> WORK TO BE COMPLETED
Would you pull out every line of the material that contains the string "each"?

Records
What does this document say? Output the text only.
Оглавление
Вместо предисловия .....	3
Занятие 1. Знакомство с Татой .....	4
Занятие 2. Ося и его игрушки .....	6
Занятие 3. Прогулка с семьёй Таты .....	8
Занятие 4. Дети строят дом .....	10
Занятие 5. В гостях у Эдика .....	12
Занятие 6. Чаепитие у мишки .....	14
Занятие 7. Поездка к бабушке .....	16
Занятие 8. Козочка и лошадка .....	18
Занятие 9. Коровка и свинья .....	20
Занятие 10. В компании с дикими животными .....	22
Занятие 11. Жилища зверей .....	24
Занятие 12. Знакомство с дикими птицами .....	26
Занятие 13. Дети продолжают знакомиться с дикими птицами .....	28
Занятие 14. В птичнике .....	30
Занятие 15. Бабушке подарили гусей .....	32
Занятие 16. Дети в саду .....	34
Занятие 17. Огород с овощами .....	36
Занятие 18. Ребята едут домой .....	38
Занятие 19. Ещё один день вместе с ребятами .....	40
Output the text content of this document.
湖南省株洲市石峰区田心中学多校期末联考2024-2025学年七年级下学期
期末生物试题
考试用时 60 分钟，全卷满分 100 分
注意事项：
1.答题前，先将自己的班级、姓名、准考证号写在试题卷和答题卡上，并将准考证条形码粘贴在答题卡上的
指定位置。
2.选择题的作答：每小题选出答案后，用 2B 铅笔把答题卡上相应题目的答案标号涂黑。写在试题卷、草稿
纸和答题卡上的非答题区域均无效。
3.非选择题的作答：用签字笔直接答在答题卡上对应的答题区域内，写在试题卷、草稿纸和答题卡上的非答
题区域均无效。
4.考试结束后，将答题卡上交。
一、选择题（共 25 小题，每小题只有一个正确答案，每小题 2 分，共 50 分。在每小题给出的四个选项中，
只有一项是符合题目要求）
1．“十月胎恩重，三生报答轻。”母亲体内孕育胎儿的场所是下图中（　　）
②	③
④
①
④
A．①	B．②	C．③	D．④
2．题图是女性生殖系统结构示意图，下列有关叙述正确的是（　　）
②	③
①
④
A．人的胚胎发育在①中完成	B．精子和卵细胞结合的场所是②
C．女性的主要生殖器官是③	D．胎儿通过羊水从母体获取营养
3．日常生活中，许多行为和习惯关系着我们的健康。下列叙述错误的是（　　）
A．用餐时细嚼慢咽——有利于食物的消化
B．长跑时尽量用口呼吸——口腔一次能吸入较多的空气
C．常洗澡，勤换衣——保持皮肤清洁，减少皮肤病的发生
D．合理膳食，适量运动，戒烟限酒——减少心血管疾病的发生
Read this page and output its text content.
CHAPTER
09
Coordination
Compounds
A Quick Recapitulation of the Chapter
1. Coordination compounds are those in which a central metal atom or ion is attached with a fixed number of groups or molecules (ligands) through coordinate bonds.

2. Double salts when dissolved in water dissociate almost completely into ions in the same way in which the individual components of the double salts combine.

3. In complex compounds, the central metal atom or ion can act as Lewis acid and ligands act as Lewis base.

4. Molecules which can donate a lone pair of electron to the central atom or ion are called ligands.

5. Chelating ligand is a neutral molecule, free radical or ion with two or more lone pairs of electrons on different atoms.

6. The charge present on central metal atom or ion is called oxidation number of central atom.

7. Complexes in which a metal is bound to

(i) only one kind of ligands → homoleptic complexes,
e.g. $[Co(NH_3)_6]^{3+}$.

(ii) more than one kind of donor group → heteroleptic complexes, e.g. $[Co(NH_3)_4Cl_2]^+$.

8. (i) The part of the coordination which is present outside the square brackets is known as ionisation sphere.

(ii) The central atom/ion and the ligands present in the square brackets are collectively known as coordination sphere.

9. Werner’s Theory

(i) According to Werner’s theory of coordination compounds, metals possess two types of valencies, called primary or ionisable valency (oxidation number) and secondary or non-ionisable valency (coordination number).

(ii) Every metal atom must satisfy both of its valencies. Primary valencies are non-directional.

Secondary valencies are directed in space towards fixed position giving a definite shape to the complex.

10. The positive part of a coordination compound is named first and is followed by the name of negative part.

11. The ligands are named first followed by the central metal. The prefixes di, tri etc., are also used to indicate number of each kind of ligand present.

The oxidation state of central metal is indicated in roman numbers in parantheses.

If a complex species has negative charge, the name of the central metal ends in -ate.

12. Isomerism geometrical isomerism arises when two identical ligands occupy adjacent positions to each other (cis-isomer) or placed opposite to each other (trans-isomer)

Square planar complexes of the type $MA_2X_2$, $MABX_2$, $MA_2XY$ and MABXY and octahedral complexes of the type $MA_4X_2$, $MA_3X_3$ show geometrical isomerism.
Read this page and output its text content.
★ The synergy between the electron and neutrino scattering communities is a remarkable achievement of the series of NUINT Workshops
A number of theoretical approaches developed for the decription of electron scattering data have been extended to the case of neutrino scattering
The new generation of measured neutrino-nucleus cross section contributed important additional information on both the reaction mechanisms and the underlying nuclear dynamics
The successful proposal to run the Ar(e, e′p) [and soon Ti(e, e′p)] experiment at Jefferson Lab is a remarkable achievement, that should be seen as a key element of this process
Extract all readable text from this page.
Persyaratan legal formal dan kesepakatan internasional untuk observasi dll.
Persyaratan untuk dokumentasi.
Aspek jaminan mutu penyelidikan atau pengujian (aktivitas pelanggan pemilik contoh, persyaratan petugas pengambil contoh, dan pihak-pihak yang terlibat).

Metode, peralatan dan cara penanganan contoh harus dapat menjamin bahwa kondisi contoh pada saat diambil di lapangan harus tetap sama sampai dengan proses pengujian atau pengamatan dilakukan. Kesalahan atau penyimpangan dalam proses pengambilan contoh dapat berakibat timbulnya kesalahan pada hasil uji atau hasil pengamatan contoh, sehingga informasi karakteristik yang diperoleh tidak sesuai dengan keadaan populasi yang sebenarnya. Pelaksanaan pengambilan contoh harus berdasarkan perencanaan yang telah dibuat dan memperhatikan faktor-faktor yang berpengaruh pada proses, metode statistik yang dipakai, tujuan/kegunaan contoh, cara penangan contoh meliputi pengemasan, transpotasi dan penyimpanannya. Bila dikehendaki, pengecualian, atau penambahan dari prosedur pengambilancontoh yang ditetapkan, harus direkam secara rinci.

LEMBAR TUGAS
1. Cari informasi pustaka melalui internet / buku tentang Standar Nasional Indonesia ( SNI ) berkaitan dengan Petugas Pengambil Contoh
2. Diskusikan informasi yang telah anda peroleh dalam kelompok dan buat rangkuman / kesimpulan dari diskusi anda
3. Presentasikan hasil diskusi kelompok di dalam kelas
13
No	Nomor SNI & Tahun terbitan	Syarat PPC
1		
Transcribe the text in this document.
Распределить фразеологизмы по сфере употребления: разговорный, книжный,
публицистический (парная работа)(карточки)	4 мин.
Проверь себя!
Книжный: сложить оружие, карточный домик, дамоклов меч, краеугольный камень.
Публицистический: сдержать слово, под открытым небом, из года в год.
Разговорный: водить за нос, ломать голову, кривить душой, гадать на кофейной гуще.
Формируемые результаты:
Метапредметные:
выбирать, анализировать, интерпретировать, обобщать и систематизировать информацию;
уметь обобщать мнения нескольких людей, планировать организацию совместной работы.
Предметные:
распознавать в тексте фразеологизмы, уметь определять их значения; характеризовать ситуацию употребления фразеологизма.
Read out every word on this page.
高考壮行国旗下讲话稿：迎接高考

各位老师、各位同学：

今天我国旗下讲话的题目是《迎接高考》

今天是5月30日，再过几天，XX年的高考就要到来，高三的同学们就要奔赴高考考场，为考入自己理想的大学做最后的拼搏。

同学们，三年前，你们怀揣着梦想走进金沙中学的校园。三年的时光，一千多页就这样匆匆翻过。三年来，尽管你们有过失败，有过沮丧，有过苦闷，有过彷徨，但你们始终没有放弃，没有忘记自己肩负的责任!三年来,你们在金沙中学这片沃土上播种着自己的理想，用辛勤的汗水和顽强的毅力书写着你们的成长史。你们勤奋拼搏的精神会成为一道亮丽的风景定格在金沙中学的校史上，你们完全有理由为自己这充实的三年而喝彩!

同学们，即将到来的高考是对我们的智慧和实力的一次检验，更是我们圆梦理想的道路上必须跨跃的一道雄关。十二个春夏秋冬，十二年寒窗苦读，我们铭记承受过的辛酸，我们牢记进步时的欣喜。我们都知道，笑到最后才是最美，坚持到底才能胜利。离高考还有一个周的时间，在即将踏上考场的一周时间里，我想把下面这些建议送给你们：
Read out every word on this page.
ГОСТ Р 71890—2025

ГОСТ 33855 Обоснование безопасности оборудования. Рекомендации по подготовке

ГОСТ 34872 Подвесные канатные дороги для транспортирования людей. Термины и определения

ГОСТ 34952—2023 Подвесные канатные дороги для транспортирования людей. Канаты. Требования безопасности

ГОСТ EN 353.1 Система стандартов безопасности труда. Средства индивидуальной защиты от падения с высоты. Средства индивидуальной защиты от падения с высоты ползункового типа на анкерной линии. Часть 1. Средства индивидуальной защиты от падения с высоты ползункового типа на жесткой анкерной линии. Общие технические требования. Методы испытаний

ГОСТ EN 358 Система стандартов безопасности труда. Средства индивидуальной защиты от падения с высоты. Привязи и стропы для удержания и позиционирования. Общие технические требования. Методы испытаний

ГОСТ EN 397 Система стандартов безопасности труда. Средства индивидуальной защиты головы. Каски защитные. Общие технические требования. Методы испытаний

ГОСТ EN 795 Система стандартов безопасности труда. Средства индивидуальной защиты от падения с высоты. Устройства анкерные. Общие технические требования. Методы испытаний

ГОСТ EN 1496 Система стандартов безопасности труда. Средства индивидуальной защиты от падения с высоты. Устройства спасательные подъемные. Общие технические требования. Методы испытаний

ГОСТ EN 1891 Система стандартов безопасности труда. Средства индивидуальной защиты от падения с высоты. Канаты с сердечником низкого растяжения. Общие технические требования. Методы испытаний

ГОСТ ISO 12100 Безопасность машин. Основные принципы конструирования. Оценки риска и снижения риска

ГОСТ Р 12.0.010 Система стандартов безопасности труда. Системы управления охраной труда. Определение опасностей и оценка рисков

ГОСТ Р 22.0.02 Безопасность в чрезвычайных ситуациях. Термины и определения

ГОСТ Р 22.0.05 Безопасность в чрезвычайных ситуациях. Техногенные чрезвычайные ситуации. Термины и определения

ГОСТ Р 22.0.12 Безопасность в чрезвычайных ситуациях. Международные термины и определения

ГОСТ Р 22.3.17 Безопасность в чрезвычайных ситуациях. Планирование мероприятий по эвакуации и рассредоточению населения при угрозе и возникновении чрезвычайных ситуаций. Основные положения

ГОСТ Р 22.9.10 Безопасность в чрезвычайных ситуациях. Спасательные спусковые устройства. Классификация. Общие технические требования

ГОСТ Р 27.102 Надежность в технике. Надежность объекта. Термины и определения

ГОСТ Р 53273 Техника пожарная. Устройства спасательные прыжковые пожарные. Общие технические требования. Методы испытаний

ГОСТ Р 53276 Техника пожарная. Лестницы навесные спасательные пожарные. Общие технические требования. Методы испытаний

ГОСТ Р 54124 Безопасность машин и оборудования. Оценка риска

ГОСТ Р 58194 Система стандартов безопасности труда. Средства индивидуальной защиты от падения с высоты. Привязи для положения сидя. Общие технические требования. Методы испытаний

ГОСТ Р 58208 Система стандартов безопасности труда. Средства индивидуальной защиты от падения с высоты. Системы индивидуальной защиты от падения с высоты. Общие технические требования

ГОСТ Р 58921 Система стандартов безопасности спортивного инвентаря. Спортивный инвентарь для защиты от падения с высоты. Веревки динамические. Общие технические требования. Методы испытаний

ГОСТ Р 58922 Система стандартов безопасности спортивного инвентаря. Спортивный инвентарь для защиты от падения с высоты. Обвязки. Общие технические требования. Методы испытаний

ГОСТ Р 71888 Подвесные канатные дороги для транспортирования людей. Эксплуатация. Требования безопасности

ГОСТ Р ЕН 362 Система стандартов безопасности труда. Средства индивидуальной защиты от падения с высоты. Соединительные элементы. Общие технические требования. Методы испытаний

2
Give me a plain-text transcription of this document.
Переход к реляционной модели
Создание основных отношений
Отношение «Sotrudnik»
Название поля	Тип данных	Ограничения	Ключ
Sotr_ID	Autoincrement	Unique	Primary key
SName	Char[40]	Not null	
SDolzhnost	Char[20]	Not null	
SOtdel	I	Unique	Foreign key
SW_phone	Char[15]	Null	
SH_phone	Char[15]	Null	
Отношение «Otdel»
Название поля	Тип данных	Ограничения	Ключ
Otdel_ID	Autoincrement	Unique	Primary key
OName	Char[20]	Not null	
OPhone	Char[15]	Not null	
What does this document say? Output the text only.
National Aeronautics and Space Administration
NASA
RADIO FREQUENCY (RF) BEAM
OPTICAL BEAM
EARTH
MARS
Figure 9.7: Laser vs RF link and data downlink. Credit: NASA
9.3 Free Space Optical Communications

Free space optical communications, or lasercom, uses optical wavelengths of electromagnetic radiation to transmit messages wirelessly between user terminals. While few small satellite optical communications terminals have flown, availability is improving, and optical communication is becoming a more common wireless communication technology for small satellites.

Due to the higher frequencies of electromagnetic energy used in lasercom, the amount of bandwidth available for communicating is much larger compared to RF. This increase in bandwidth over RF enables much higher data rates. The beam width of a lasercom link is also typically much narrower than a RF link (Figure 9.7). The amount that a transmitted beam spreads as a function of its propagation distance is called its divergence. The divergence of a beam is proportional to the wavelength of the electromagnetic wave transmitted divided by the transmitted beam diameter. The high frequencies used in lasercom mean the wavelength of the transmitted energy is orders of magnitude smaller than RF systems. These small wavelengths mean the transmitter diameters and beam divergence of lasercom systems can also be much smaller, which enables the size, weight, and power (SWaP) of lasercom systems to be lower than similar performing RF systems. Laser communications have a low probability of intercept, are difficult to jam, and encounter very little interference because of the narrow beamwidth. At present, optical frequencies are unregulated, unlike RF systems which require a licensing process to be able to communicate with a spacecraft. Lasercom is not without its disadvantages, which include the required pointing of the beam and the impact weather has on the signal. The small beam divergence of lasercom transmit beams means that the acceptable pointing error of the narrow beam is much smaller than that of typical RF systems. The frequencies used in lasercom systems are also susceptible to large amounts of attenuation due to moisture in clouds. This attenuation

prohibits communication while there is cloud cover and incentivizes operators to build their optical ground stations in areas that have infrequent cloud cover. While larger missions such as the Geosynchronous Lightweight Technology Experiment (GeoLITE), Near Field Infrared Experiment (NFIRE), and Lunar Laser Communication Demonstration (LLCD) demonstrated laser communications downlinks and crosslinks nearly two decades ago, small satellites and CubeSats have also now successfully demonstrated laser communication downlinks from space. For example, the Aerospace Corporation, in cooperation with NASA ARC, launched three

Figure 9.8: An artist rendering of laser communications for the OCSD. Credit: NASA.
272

> IN RESPONSE
11. The ligands are named first followed by the central metal. The prefixes di, tri etc., are also used to indicate number of each kind of ligand present.
12. Isomerism geometrical isomerism arises when two identical ligands occupy adjacent positions to each other (cis-isomer) or placed opposite to each other (trans-isomer)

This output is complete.